◆ REQUIREMENTS ◆
Every record must be transcribed in its entirety, apart from the images, which are to be omitted.

'''

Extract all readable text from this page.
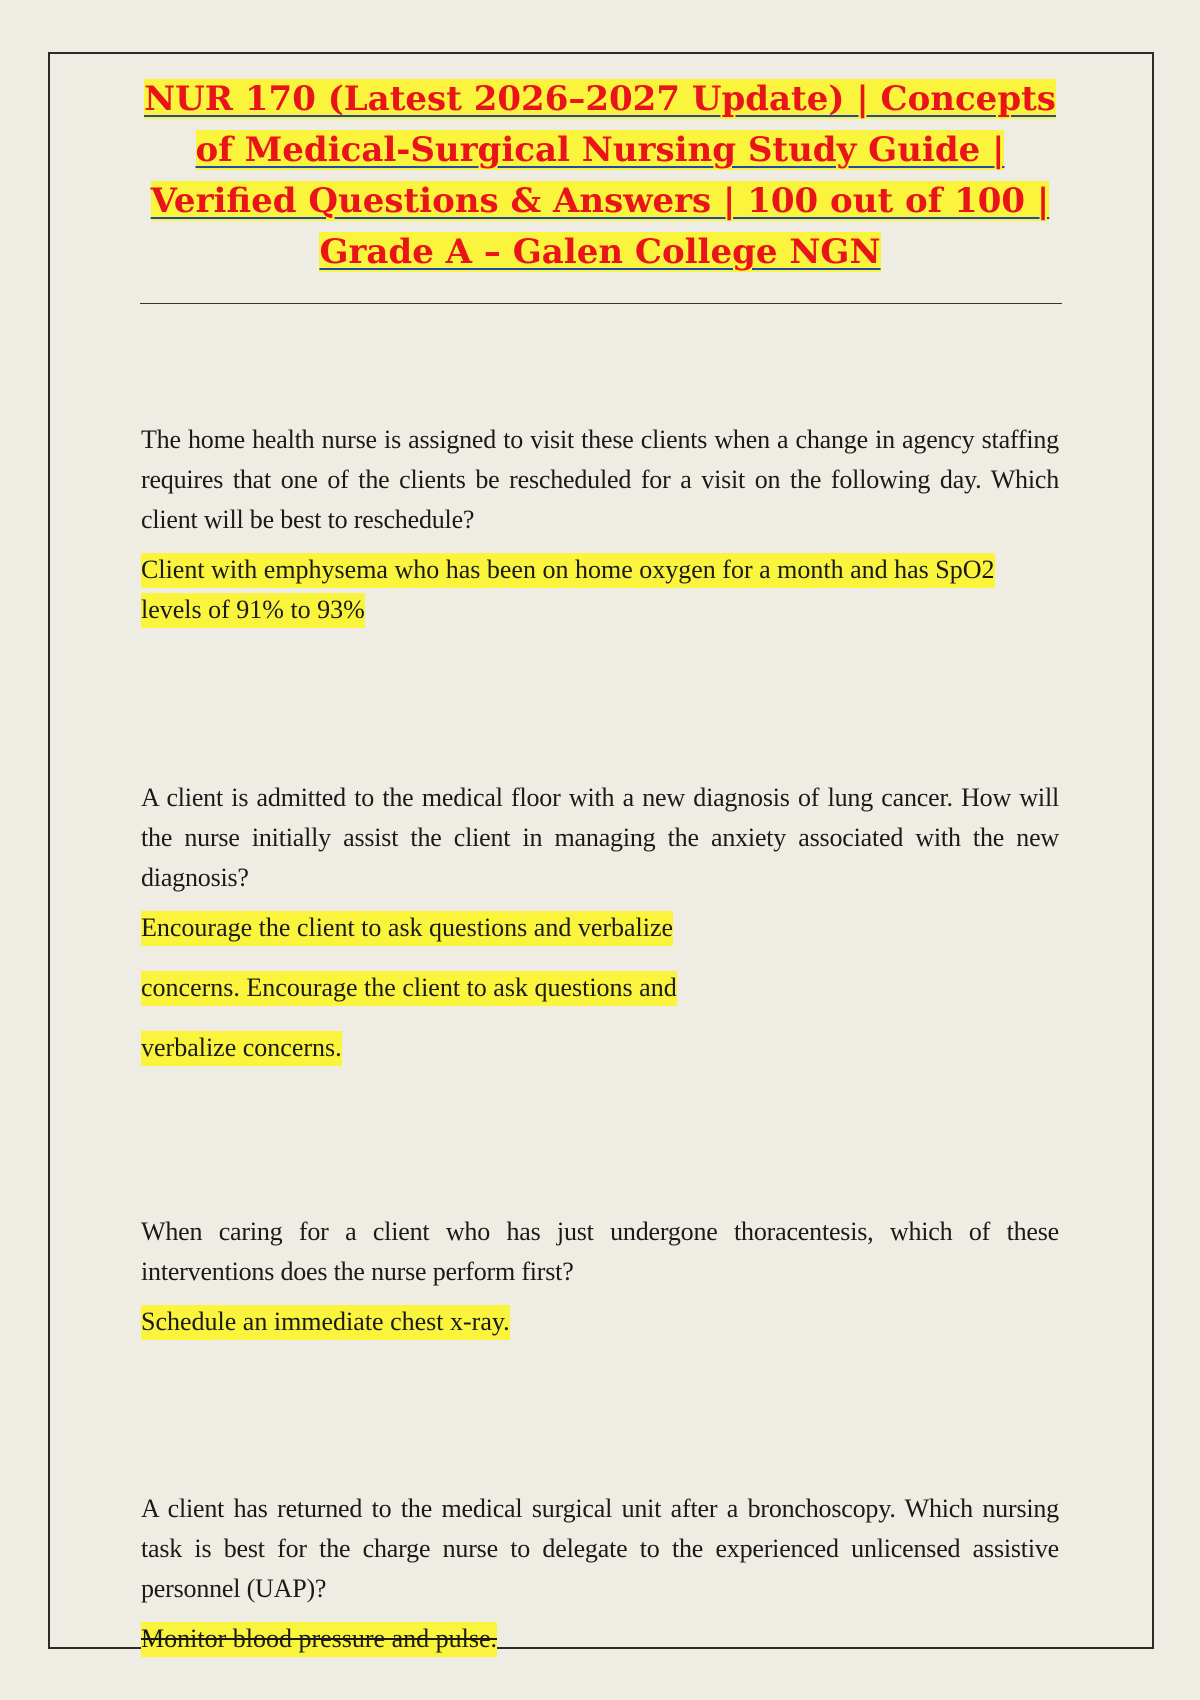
NUR 170 (Latest 2026–2027 Update) | Concepts of Medical-Surgical Nursing Study Guide | Verified Questions & Answers | 100 out of 100 | Grade A – Galen College NGN

The home health nurse is assigned to visit these clients when a change in agency staffing requires that one of the clients be rescheduled for a visit on the following day. Which client will be best to reschedule?

Client with emphysema who has been on home oxygen for a month and has SpO2 levels of 91% to 93%

A client is admitted to the medical floor with a new diagnosis of lung cancer. How will the nurse initially assist the client in managing the anxiety associated with the new diagnosis?

Encourage the client to ask questions and verbalize concerns. Encourage the client to ask questions and verbalize concerns.

When caring for a client who has just undergone thoracentesis, which of these interventions does the nurse perform first?

Schedule an immediate chest x-ray.

A client has returned to the medical surgical unit after a bronchoscopy. Which nursing task is best for the charge nurse to delegate to the experienced unlicensed assistive personnel (UAP)?

Monitor blood pressure and pulse.
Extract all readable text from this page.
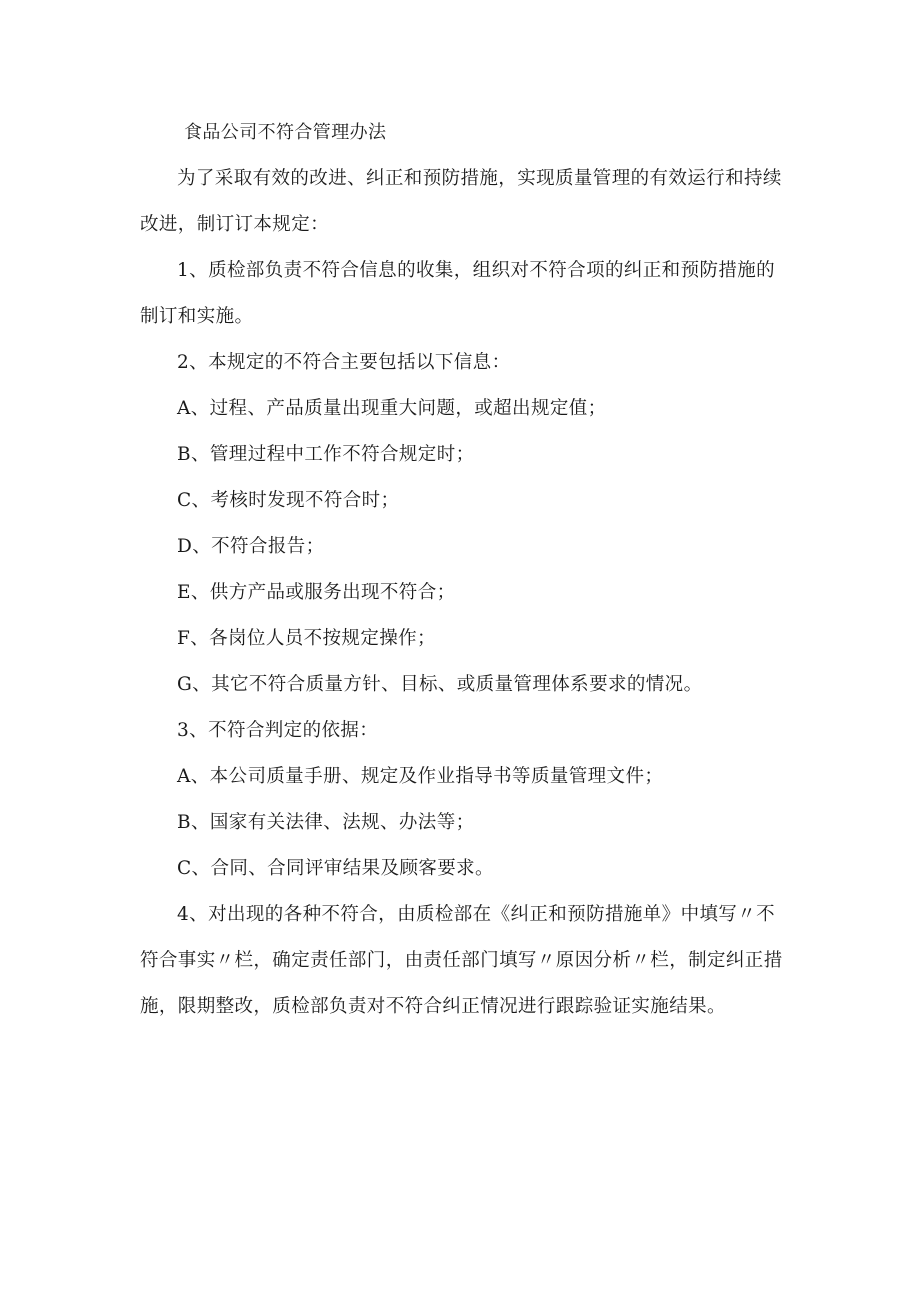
食品公司不符合管理办法

为了采取有效的改进、纠正和预防措施，实现质量管理的有效运行和持续改进，制订订本规定：

1、质检部负责不符合信息的收集，组织对不符合项的纠正和预防措施的制订和实施。

2、本规定的不符合主要包括以下信息：

A、过程、产品质量出现重大问题，或超出规定值；

B、管理过程中工作不符合规定时；

C、考核时发现不符合时；

D、不符合报告；

E、供方产品或服务出现不符合；

F、各岗位人员不按规定操作；

G、其它不符合质量方针、目标、或质量管理体系要求的情况。

3、不符合判定的依据：

A、本公司质量手册、规定及作业指导书等质量管理文件；

B、国家有关法律、法规、办法等；

C、合同、合同评审结果及顾客要求。

4、对出现的各种不符合，由质检部在《纠正和预防措施单》中填写〃不符合事实〃栏，确定责任部门，由责任部门填写〃原因分析〃栏，制定纠正措施，限期整改，质检部负责对不符合纠正情况进行跟踪验证实施结果。
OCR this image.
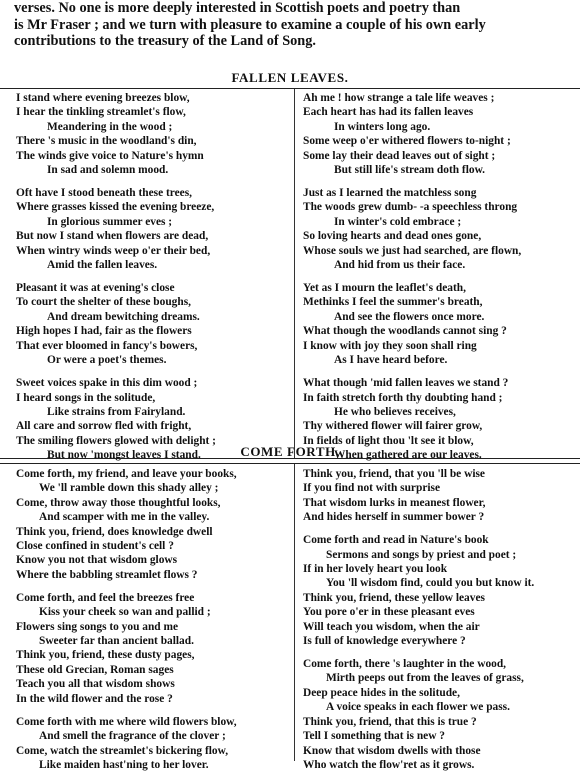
verses. No one is more deeply interested in Scottish poets and poetry than
is Mr Fraser ; and we turn with pleasure to examine a couple of his own early
contributions to the treasury of the Land of Song.
FALLEN LEAVES.
I stand where evening breezes blow,
I hear the tinkling streamlet's flow,
Meandering in the wood ;
There 's music in the woodland's din,
The winds give voice to Nature's hymn
In sad and solemn mood.
Oft have I stood beneath these trees,
Where grasses kissed the evening breeze,
In glorious summer eves ;
But now I stand when flowers are dead,
When wintry winds weep o'er their bed,
Amid the fallen leaves.
Pleasant it was at evening's close
To court the shelter of these boughs,
And dream bewitching dreams.
High hopes I had, fair as the flowers
That ever bloomed in fancy's bowers,
Or were a poet's themes.
Sweet voices spake in this dim wood ;
I heard songs in the solitude,
Like strains from Fairyland.
All care and sorrow fled with fright,
The smiling flowers glowed with delight ;
But now 'mongst leaves I stand.
Ah me ! how strange a tale life weaves ;
Each heart has had its fallen leaves
In winters long ago.
Some weep o'er withered flowers to-night ;
Some lay their dead leaves out of sight ;
But still life's stream doth flow.
Just as I learned the matchless song
The woods grew dumb- -a speechless throng
In winter's cold embrace ;
So loving hearts and dead ones gone,
Whose souls we just had searched, are flown,
And hid from us their face.
Yet as I mourn the leaflet's death,
Methinks I feel the summer's breath,
And see the flowers once more.
What though the woodlands cannot sing ?
I know with joy they soon shall ring
As I have heard before.
What though 'mid fallen leaves we stand ?
In faith stretch forth thy doubting hand ;
He who believes receives,
Thy withered flower will fairer grow,
In fields of light thou 'lt see it blow,
When gathered are our leaves.
COME FORTH.
Come forth, my friend, and leave your books,
We 'll ramble down this shady alley ;
Come, throw away those thoughtful looks,
And scamper with me in the valley.
Think you, friend, does knowledge dwell
Close confined in student's cell ?
Know you not that wisdom glows
Where the babbling streamlet flows ?
Come forth, and feel the breezes free
Kiss your cheek so wan and pallid ;
Flowers sing songs to you and me
Sweeter far than ancient ballad.
Think you, friend, these dusty pages,
These old Grecian, Roman sages
Teach you all that wisdom shows
In the wild flower and the rose ?
Come forth with me where wild flowers blow,
And smell the fragrance of the clover ;
Come, watch the streamlet's bickering flow,
Like maiden hast'ning to her lover.
Think you, friend, that you 'll be wise
If you find not with surprise
That wisdom lurks in meanest flower,
And hides herself in summer bower ?
Come forth and read in Nature's book
Sermons and songs by priest and poet ;
If in her lovely heart you look
You 'll wisdom find, could you but know it.
Think you, friend, these yellow leaves
You pore o'er in these pleasant eves
Will teach you wisdom, when the air
Is full of knowledge everywhere ?
Come forth, there 's laughter in the wood,
Mirth peeps out from the leaves of grass,
Deep peace hides in the solitude,
A voice speaks in each flower we pass.
Think you, friend, that this is true ?
Tell I something that is new ?
Know that wisdom dwells with those
Who watch the flow'ret as it grows.
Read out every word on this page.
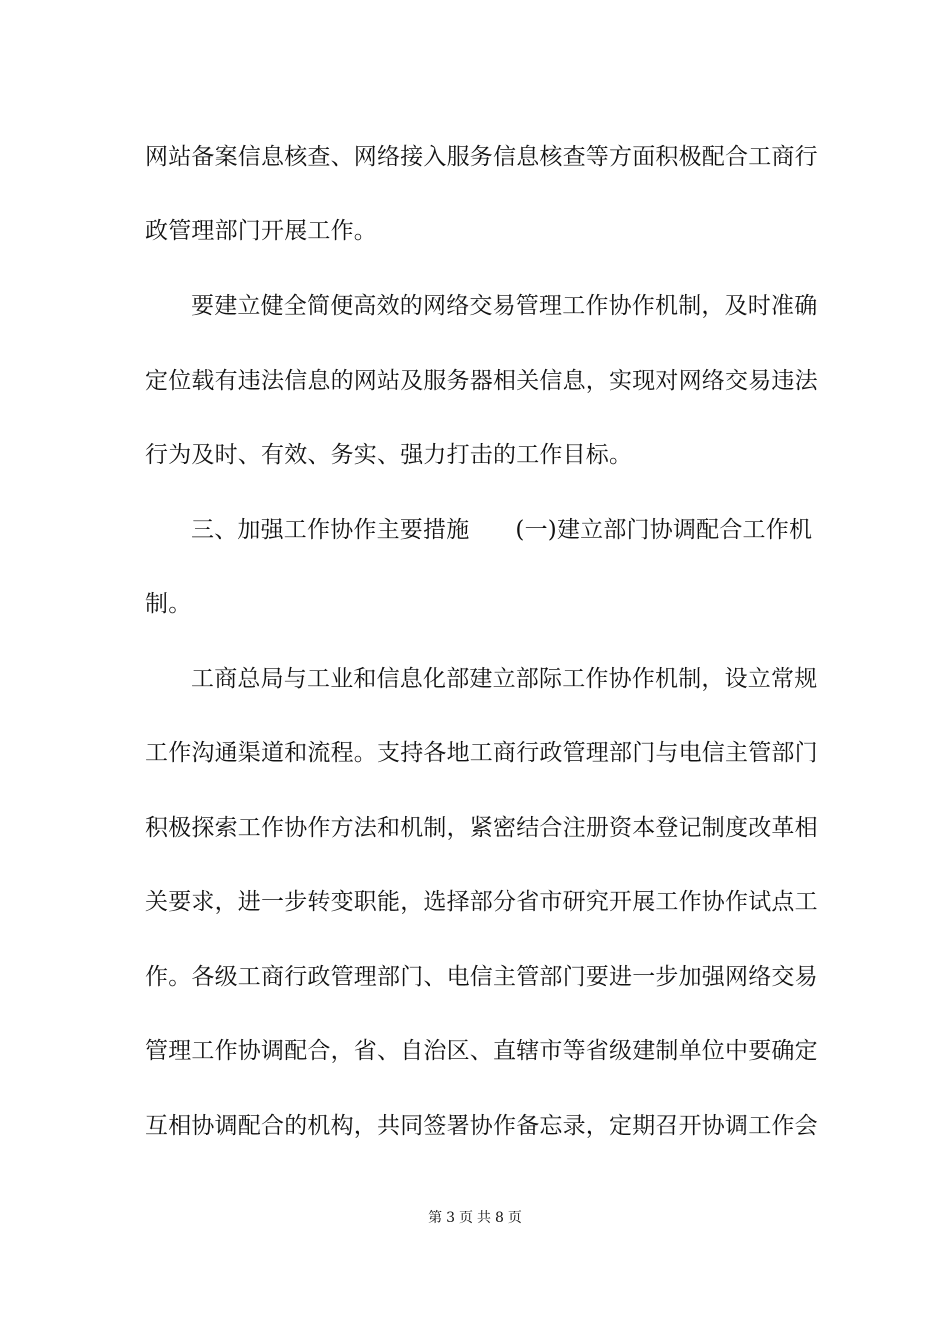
网站备案信息核查、网络接入服务信息核查等方面积极配合工商行
政管理部门开展工作。
要建立健全简便高效的网络交易管理工作协作机制，及时准确
定位载有违法信息的网站及服务器相关信息，实现对网络交易违法
行为及时、有效、务实、强力打击的工作目标。
三、加强工作协作主要措施 (一)建立部门协调配合工作机
制。
工商总局与工业和信息化部建立部际工作协作机制，设立常规
工作沟通渠道和流程。支持各地工商行政管理部门与电信主管部门
积极探索工作协作方法和机制，紧密结合注册资本登记制度改革相
关要求，进一步转变职能，选择部分省市研究开展工作协作试点工
作。各级工商行政管理部门、电信主管部门要进一步加强网络交易
管理工作协调配合，省、自治区、直辖市等省级建制单位中要确定
互相协调配合的机构，共同签署协作备忘录，定期召开协调工作会
第 3 页 共 8 页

'''

◆ TASK SOLUTION ◆
Extract all readable text from this page.
NUR 170 (Latest 2026–2027 Update) | Concepts of Medical-Surgical Nursing Study Guide | Verified Questions & Answers | 100 out of 100 | Grade A – Galen College NGN

The home health nurse is assigned to visit these clients when a change in agency staffing requires that one of the clients be rescheduled for a visit on the following day. Which client will be best to reschedule?

Client with emphysema who has been on home oxygen for a month and has SpO2 levels of 91% to 93%

A client is admitted to the medical floor with a new diagnosis of lung cancer. How will the nurse initially assist the client in managing the anxiety associated with the new diagnosis?

Encourage the client to ask questions and verbalize concerns. Encourage the client to ask questions and verbalize concerns.

When caring for a client who has just undergone thoracentesis, which of these interventions does the nurse perform first?

Schedule an immediate chest x-ray.

A client has returned to the medical surgical unit after a bronchoscopy. Which nursing task is best for the charge nurse to delegate to the experienced unlicensed assistive personnel (UAP)?

Monitor blood pressure and pulse.
Extract all readable text from this page.
食品公司不符合管理办法

为了采取有效的改进、纠正和预防措施，实现质量管理的有效运行和持续改进，制订订本规定：

1、质检部负责不符合信息的收集，组织对不符合项的纠正和预防措施的制订和实施。

2、本规定的不符合主要包括以下信息：

A、过程、产品质量出现重大问题，或超出规定值；

B、管理过程中工作不符合规定时；

C、考核时发现不符合时；

D、不符合报告；

E、供方产品或服务出现不符合；

F、各岗位人员不按规定操作；

G、其它不符合质量方针、目标、或质量管理体系要求的情况。

3、不符合判定的依据：

A、本公司质量手册、规定及作业指导书等质量管理文件；

B、国家有关法律、法规、办法等；

C、合同、合同评审结果及顾客要求。

4、对出现的各种不符合，由质检部在《纠正和预防措施单》中填写〃不符合事实〃栏，确定责任部门，由责任部门填写〃原因分析〃栏，制定纠正措施，限期整改，质检部负责对不符合纠正情况进行跟踪验证实施结果。
OCR this image.
verses. No one is more deeply interested in Scottish poets and poetry than
is Mr Fraser ; and we turn with pleasure to examine a couple of his own early
contributions to the treasury of the Land of Song.
FALLEN LEAVES.
I stand where evening breezes blow,
I hear the tinkling streamlet's flow,
Meandering in the wood ;
There 's music in the woodland's din,
The winds give voice to Nature's hymn
In sad and solemn mood.
Oft have I stood beneath these trees,
Where grasses kissed the evening breeze,
In glorious summer eves ;
But now I stand when flowers are dead,
When wintry winds weep o'er their bed,
Amid the fallen leaves.
Pleasant it was at evening's close
To court the shelter of these boughs,
And dream bewitching dreams.
High hopes I had, fair as the flowers
That ever bloomed in fancy's bowers,
Or were a poet's themes.
Sweet voices spake in this dim wood ;
I heard songs in the solitude,
Like strains from Fairyland.
All care and sorrow fled with fright,
The smiling flowers glowed with delight ;
But now 'mongst leaves I stand.
Ah me ! how strange a tale life weaves ;
Each heart has had its fallen leaves
In winters long ago.
Some weep o'er withered flowers to-night ;
Some lay their dead leaves out of sight ;
But still life's stream doth flow.
Just as I learned the matchless song
The woods grew dumb- -a speechless throng
In winter's cold embrace ;
So loving hearts and dead ones gone,
Whose souls we just had searched, are flown,
And hid from us their face.
Yet as I mourn the leaflet's death,
Methinks I feel the summer's breath,
And see the flowers once more.
What though the woodlands cannot sing ?
I know with joy they soon shall ring
As I have heard before.
What though 'mid fallen leaves we stand ?
In faith stretch forth thy doubting hand ;
He who believes receives,
Thy withered flower will fairer grow,
In fields of light thou 'lt see it blow,
When gathered are our leaves.
COME FORTH.
Come forth, my friend, and leave your books,
We 'll ramble down this shady alley ;
Come, throw away those thoughtful looks,
And scamper with me in the valley.
Think you, friend, does knowledge dwell
Close confined in student's cell ?
Know you not that wisdom glows
Where the babbling streamlet flows ?
Come forth, and feel the breezes free
Kiss your cheek so wan and pallid ;
Flowers sing songs to you and me
Sweeter far than ancient ballad.
Think you, friend, these dusty pages,
These old Grecian, Roman sages
Teach you all that wisdom shows
In the wild flower and the rose ?
Come forth with me where wild flowers blow,
And smell the fragrance of the clover ;
Come, watch the streamlet's bickering flow,
Like maiden hast'ning to her lover.
Think you, friend, that you 'll be wise
If you find not with surprise
That wisdom lurks in meanest flower,
And hides herself in summer bower ?
Come forth and read in Nature's book
Sermons and songs by priest and poet ;
If in her lovely heart you look
You 'll wisdom find, could you but know it.
Think you, friend, these yellow leaves
You pore o'er in these pleasant eves
Will teach you wisdom, when the air
Is full of knowledge everywhere ?
Come forth, there 's laughter in the wood,
Mirth peeps out from the leaves of grass,
Deep peace hides in the solitude,
A voice speaks in each flower we pass.
Think you, friend, that this is true ?
Tell I something that is new ?
Know that wisdom dwells with those
Who watch the flow'ret as it grows.
Read out every word on this page.
网站备案信息核查、网络接入服务信息核查等方面积极配合工商行
政管理部门开展工作。
要建立健全简便高效的网络交易管理工作协作机制，及时准确
定位载有违法信息的网站及服务器相关信息，实现对网络交易违法
行为及时、有效、务实、强力打击的工作目标。
三、加强工作协作主要措施 (一)建立部门协调配合工作机
制。
工商总局与工业和信息化部建立部际工作协作机制，设立常规
工作沟通渠道和流程。支持各地工商行政管理部门与电信主管部门
积极探索工作协作方法和机制，紧密结合注册资本登记制度改革相
关要求，进一步转变职能，选择部分省市研究开展工作协作试点工
作。各级工商行政管理部门、电信主管部门要进一步加强网络交易
管理工作协调配合，省、自治区、直辖市等省级建制单位中要确定
互相协调配合的机构，共同签署协作备忘录，定期召开协调工作会
第 3 页 共 8 页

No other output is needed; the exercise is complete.